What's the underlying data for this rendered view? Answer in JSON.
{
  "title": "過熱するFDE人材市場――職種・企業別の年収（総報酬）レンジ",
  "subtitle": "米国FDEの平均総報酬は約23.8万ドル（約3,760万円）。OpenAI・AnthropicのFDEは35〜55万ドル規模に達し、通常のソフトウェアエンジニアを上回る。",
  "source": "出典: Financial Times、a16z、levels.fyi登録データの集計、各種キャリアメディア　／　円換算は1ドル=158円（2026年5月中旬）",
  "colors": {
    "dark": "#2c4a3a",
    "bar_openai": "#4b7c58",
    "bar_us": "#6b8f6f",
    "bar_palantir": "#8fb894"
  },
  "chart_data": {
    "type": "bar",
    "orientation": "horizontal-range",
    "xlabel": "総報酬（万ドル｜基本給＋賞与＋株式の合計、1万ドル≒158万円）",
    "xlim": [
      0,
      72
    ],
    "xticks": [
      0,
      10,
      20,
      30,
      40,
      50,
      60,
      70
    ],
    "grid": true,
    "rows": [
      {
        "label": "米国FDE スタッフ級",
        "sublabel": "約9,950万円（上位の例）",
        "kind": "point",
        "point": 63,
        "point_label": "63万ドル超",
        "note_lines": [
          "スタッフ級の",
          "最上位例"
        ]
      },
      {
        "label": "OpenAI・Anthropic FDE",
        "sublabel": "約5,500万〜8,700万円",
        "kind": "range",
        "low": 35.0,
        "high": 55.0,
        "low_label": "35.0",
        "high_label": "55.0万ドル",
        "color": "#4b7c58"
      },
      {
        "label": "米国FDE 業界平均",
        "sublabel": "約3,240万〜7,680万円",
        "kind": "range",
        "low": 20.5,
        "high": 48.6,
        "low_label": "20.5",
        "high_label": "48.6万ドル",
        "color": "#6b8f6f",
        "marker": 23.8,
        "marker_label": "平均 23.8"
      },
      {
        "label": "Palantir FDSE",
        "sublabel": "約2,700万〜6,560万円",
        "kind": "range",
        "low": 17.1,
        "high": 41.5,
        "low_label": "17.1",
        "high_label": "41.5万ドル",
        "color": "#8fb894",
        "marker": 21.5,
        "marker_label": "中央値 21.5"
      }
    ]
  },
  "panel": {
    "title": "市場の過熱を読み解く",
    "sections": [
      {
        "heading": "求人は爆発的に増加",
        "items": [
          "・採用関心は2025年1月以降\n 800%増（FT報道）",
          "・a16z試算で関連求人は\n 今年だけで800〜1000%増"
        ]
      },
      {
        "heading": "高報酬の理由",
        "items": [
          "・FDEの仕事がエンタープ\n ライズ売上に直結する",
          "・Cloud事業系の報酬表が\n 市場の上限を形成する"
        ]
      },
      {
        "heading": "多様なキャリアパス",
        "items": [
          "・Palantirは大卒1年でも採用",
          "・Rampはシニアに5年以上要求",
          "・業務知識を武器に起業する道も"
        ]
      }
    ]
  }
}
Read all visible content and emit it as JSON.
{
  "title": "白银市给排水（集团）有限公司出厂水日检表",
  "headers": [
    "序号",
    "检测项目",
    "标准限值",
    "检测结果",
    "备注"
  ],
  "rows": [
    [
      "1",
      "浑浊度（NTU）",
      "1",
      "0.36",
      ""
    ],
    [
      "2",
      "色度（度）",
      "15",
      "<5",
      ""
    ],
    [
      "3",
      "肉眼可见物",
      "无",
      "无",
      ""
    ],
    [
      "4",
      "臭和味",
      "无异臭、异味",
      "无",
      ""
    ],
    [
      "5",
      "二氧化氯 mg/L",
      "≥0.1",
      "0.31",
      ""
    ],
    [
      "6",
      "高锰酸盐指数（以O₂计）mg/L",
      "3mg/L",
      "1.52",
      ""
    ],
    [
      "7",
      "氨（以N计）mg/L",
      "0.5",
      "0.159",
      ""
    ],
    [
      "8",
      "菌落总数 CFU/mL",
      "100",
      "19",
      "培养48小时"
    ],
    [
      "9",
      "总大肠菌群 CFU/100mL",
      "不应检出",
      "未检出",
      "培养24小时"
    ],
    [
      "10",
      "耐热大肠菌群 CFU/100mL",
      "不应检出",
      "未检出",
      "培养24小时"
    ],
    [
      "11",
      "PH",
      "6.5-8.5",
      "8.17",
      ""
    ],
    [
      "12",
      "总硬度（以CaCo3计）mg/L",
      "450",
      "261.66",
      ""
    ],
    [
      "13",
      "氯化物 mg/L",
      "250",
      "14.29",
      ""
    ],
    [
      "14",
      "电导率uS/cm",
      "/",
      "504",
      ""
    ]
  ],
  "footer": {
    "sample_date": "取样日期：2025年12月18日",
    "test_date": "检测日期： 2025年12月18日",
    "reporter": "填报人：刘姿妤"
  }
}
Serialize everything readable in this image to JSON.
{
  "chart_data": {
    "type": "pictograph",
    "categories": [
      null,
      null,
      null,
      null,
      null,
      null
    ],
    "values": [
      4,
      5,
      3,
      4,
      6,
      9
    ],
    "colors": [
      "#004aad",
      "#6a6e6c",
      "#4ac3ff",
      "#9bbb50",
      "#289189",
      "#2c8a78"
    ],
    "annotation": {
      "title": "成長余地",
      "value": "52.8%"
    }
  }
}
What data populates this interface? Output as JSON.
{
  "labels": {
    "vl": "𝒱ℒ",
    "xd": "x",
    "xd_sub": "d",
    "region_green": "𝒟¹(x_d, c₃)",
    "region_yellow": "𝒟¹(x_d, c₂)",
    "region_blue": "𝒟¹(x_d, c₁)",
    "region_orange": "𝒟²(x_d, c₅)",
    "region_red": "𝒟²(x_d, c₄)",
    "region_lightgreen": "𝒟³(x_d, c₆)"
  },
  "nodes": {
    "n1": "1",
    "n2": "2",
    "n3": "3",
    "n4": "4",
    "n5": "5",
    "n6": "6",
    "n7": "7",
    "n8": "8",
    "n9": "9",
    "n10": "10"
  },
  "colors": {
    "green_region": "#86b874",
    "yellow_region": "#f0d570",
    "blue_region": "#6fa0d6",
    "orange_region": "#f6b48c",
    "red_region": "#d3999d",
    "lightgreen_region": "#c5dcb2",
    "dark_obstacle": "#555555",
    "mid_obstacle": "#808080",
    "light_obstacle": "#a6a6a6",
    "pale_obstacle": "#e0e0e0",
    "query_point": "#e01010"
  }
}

▬▬▬

WHAT IS ASKED - Scan the entries above. Copy each line that has the string "JSON".

SOLUTION FOR THIS TASK -
What's the underlying data for this rendered view? Answer in JSON.
Read all visible content and emit it as JSON.
Serialize everything readable in this image to JSON.
What data populates this interface? Output as JSON.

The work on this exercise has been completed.